* [ページ抜粋]:
Q.オンデマンド授業について先生にとってもメリットはありましたか?

 最初はやはりとても大変でしたが、だんだん慣れてシステマティックになった実感があります。特に秋学期については、夏休みの間にパワーポイントのスライドを作り溜めておいて、授業の進行に従って動画を作成していきました。授業の振り返りについては先に作ることができないので、後で作って動画を組み合わせることで効率化を図りました。毎回の授業でフィードバックできることは、学生と教員双方にとって良かったと感じています。対面授業では黒板を利用していましたが、今回パワーポイントを利用することで正確性がより増したように思います。大教室での板書は後ろの席の学生にも見えるように大きな字で書いたりする工夫が必要でしたが、オンデマンド授業となり学生も見やすくなったと思います。また、動画を作成するうえで、伝え方の丁寧さは以前より意識するようになりました。

* [提供情報]:
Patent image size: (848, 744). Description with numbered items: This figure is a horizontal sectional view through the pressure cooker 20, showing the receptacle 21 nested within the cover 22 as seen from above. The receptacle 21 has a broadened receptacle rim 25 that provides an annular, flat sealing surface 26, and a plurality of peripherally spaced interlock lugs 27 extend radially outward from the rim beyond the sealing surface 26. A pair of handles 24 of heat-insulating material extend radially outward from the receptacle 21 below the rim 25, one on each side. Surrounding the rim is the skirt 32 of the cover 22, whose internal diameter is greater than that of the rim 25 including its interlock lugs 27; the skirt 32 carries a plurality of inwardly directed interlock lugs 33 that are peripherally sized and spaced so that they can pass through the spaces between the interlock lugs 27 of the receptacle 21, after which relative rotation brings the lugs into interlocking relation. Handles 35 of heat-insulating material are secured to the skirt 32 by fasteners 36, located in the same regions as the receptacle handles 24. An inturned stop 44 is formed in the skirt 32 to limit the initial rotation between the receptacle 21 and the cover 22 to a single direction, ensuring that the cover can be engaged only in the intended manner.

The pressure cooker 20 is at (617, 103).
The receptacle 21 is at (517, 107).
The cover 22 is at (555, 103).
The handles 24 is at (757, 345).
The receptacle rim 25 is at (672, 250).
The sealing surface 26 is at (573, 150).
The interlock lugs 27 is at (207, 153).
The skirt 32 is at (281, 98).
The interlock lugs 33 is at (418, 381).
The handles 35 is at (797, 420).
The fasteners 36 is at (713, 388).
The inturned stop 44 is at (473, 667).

* [課題の内容]:
オンデマンド授業についてのインタビューの文章を、最後の文のあとから書き継いでください。

* [解答]:
Q.次年度以降も続けていきたい事、挑戦したいことについて教えてください。

 自分自身も今の形式がだいぶ良いと思っていますし、学生からのコメントもポジティブなものが大半を占めていたので、今まで作った動画は活かしていきたいと思っています。また、丁寧なフィードバックをきちんとしていくことは今後も意識していきたいです。

取材記録

インタビュアー:教育推進部 教授 山田剛史
記事編集:教育開発支援室 上田果歩
(取材日:2022年3月31日)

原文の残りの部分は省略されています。